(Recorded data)

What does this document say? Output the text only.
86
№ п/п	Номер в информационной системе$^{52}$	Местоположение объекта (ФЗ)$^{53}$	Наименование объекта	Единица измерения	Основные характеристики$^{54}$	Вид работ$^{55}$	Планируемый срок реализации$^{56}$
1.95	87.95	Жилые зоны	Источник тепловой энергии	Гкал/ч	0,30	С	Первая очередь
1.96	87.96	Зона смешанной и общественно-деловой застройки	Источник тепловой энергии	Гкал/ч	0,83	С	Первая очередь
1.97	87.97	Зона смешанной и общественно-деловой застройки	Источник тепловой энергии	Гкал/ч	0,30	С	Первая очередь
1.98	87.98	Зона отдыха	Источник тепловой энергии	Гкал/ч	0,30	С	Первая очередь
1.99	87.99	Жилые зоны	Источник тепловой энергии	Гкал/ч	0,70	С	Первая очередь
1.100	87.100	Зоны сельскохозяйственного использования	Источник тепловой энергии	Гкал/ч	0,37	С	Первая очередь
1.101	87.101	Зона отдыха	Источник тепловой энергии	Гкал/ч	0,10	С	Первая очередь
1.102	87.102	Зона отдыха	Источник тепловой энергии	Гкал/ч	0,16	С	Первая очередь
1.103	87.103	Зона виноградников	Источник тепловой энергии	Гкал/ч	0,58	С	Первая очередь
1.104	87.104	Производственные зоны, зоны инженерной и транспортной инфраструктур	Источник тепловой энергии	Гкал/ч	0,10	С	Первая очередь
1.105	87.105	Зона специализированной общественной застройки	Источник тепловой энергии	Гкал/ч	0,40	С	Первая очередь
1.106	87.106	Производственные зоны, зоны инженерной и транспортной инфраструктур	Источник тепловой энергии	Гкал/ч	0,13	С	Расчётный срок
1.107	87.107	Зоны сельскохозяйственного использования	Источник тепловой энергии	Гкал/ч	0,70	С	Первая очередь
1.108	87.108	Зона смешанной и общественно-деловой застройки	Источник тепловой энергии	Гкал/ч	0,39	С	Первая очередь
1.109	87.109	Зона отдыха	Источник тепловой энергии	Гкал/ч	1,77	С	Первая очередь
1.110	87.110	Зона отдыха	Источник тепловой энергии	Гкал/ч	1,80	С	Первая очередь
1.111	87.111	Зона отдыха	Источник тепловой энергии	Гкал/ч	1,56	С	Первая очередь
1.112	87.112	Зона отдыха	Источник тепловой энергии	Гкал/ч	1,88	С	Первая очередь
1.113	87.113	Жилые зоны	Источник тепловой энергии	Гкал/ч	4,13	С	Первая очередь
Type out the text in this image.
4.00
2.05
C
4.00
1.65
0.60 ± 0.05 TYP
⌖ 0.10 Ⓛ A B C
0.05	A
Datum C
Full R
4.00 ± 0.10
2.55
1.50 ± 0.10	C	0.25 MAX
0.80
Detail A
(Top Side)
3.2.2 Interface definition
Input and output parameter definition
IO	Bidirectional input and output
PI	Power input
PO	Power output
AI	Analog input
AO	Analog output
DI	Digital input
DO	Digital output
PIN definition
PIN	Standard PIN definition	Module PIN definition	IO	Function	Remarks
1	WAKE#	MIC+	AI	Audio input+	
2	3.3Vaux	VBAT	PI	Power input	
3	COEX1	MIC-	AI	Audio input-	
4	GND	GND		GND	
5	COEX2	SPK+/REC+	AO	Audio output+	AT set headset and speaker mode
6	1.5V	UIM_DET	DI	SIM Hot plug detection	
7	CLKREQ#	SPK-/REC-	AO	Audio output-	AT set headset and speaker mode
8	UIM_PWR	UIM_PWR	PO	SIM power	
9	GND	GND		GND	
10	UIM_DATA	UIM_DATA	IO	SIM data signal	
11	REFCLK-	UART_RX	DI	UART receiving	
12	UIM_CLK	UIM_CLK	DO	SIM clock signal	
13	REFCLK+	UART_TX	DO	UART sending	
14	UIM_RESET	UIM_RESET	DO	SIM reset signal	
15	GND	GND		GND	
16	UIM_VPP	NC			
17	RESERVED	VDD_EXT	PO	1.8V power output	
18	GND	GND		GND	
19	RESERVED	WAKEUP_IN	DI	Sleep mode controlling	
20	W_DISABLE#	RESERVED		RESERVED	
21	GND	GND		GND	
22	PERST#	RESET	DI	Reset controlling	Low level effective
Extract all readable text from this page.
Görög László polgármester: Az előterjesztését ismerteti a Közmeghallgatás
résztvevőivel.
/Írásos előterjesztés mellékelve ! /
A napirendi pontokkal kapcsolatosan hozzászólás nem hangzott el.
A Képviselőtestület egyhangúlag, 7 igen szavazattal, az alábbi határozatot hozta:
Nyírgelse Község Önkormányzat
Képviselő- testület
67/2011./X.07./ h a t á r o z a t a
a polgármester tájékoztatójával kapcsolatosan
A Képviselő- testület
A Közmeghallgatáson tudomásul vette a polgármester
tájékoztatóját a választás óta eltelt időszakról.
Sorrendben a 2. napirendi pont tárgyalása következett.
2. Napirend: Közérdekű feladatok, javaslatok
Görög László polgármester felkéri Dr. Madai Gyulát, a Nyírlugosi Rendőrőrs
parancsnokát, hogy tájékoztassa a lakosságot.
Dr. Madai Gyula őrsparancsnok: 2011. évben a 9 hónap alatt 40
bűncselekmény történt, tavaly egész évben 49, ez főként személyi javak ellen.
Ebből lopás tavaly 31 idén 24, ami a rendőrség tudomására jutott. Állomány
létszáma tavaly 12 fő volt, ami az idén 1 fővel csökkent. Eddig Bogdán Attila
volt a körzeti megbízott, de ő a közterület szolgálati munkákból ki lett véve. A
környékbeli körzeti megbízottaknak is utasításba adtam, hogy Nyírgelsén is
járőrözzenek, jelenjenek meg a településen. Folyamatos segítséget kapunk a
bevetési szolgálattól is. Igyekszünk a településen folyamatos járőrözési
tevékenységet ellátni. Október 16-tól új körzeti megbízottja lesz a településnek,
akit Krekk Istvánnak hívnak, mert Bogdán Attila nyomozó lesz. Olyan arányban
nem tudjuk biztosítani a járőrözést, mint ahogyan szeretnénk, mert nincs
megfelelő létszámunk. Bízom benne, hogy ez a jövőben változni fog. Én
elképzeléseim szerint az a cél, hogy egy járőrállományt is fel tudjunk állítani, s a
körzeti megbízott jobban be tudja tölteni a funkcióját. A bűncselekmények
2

Set exercise: Show every line above in which the word "Madai" occurs.

Reply to the exercise:
Görög László polgármester felkéri Dr. Madai Gyulát, a Nyírlugosi Rendőrőrs
Dr. Madai Gyula őrsparancsnok: 2011. évben a 9 hónap alatt 40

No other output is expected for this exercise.